» GOAL
Could you rewrite the items below, changing "Conceptualization" to "Abstraction" wherever it occurs and leaving everything else untouched?

Box coordinate listings:
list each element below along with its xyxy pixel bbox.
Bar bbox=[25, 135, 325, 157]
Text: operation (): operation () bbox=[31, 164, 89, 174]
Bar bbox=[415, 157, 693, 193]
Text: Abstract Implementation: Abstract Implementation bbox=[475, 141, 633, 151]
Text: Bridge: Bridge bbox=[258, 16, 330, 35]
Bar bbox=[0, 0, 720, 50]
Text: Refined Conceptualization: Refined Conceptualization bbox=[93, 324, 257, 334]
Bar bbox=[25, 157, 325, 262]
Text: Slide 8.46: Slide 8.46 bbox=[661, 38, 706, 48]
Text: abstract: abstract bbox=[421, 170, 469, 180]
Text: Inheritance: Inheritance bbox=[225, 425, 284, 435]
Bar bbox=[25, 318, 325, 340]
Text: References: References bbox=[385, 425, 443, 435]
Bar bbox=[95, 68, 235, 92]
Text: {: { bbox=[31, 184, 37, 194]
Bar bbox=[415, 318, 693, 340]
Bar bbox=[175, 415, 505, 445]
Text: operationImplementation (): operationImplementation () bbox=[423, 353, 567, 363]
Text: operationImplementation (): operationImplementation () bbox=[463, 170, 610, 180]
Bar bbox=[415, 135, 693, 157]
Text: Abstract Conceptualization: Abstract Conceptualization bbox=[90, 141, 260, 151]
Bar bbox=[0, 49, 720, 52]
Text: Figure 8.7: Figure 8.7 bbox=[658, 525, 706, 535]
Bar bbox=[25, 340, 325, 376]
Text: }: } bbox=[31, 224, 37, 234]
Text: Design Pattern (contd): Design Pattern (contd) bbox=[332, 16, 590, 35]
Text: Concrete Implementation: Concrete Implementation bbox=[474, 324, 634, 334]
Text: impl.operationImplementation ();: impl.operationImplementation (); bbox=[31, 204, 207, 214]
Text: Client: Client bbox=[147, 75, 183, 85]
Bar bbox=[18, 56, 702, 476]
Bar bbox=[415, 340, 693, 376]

» WORKED SOLUTION
list each element below along with its xyxy pixel bbox.
Bar bbox=[25, 135, 325, 157]
Text: operation (): operation () bbox=[31, 164, 89, 174]
Bar bbox=[415, 157, 693, 193]
Text: Abstract Implementation: Abstract Implementation bbox=[475, 141, 633, 151]
Text: Bridge: Bridge bbox=[258, 16, 330, 35]
Bar bbox=[0, 0, 720, 50]
Text: Refined Abstraction: Refined Abstraction bbox=[93, 324, 257, 334]
Bar bbox=[25, 157, 325, 262]
Text: Slide 8.46: Slide 8.46 bbox=[661, 38, 706, 48]
Text: abstract: abstract bbox=[421, 170, 469, 180]
Text: Inheritance: Inheritance bbox=[225, 425, 284, 435]
Bar bbox=[25, 318, 325, 340]
Text: References: References bbox=[385, 425, 443, 435]
Bar bbox=[95, 68, 235, 92]
Text: {: { bbox=[31, 184, 37, 194]
Bar bbox=[415, 318, 693, 340]
Bar bbox=[175, 415, 505, 445]
Text: operationImplementation (): operationImplementation () bbox=[423, 353, 567, 363]
Text: operationImplementation (): operationImplementation () bbox=[463, 170, 610, 180]
Bar bbox=[415, 135, 693, 157]
Text: Abstract Abstraction: Abstract Abstraction bbox=[90, 141, 260, 151]
Bar bbox=[0, 49, 720, 52]
Text: Figure 8.7: Figure 8.7 bbox=[658, 525, 706, 535]
Bar bbox=[25, 340, 325, 376]
Text: }: } bbox=[31, 224, 37, 234]
Text: Design Pattern (contd): Design Pattern (contd) bbox=[332, 16, 590, 35]
Text: Concrete Implementation: Concrete Implementation bbox=[474, 324, 634, 334]
Text: impl.operationImplementation ();: impl.operationImplementation (); bbox=[31, 204, 207, 214]
Text: Client: Client bbox=[147, 75, 183, 85]
Bar bbox=[18, 56, 702, 476]
Bar bbox=[415, 340, 693, 376]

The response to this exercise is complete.